### SUPPLIED RECORDS ###

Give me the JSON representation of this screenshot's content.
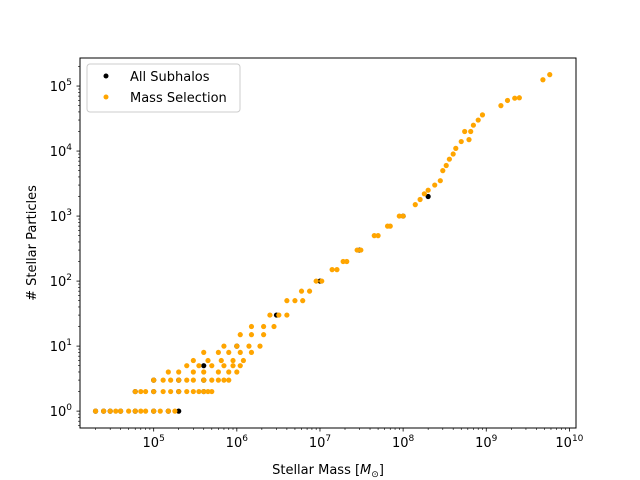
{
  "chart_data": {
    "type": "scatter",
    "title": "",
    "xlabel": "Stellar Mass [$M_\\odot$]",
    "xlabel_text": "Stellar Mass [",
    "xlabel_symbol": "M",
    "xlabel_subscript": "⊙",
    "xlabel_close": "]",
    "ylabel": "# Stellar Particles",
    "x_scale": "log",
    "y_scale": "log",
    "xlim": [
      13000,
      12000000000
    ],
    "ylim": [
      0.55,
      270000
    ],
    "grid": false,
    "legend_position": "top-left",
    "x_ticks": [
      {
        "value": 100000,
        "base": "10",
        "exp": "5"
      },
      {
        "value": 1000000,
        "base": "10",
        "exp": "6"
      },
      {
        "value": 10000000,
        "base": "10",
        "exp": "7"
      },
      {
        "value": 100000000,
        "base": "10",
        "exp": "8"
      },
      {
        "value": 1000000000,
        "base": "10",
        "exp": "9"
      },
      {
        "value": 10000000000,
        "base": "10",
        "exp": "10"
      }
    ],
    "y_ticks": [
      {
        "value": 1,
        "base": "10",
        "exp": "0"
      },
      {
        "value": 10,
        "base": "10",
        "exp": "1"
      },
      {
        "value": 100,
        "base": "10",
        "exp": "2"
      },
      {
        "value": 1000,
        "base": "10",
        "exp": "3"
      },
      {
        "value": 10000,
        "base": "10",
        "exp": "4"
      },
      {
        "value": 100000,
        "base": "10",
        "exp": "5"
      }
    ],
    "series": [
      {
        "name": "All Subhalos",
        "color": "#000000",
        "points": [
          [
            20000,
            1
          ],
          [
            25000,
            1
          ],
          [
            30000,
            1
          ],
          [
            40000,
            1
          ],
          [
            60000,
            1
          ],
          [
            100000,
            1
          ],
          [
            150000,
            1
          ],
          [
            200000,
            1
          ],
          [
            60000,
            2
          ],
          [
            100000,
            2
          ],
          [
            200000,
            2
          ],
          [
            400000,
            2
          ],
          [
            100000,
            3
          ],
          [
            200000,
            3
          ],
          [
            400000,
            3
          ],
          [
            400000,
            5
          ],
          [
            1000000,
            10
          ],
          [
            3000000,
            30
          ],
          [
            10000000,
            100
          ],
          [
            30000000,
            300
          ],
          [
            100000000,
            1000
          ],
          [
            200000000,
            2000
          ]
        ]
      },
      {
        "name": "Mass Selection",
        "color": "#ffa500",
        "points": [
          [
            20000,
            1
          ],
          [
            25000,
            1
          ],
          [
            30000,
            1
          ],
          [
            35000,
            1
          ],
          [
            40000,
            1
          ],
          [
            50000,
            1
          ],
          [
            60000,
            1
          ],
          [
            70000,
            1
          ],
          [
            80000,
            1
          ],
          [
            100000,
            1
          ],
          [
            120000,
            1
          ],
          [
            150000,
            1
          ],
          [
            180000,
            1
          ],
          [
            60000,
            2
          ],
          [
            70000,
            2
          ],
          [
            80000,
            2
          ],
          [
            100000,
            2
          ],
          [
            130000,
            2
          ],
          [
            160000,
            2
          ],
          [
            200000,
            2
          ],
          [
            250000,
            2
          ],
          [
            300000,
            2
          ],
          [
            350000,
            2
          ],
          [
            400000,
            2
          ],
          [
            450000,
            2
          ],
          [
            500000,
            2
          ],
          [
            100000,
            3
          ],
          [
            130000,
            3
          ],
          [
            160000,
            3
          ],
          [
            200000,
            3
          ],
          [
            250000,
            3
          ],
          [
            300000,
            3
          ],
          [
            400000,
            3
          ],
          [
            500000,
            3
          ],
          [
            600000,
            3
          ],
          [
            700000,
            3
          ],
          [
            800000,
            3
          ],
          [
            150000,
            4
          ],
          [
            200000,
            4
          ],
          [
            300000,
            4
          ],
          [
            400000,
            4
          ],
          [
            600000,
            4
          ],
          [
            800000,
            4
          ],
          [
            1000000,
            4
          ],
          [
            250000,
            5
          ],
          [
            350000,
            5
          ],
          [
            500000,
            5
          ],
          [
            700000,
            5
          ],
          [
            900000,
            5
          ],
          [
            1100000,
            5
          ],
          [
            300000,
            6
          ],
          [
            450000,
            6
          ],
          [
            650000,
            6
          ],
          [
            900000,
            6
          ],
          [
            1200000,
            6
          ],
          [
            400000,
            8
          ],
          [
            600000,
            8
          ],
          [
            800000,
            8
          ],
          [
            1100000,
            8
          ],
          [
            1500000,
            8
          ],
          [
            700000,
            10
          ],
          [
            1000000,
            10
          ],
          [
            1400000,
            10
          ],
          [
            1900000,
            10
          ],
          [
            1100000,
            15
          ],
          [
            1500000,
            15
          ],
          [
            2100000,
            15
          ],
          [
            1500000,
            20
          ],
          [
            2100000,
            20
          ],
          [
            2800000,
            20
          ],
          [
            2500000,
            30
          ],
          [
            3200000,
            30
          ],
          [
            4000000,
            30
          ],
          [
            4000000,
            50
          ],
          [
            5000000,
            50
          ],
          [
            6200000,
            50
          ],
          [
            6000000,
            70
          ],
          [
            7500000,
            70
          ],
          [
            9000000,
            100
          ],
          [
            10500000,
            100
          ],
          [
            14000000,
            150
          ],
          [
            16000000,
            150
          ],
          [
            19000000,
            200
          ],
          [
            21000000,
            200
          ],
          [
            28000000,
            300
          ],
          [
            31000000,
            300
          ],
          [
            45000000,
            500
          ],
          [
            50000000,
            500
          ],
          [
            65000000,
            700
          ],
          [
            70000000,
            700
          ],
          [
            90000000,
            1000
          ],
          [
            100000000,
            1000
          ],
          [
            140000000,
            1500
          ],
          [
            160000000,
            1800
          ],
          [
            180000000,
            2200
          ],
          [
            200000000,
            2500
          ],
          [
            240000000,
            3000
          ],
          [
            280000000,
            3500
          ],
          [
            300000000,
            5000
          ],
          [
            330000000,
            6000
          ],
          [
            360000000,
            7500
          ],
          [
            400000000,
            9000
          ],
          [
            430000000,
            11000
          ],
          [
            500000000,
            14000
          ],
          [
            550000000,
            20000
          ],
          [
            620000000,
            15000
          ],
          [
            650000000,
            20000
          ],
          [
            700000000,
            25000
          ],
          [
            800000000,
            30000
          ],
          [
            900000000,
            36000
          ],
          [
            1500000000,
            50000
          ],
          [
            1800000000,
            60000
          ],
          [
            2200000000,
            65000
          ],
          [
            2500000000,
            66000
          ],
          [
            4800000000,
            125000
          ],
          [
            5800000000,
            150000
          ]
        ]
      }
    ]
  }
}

###

■ **AIM**: From the data, list each line in which the string "Stellar" appears.

■ **SOLUTION**:
    "xlabel": "Stellar Mass [$M_\\odot$]",
    "xlabel_text": "Stellar Mass [",
    "ylabel": "# Stellar Particles",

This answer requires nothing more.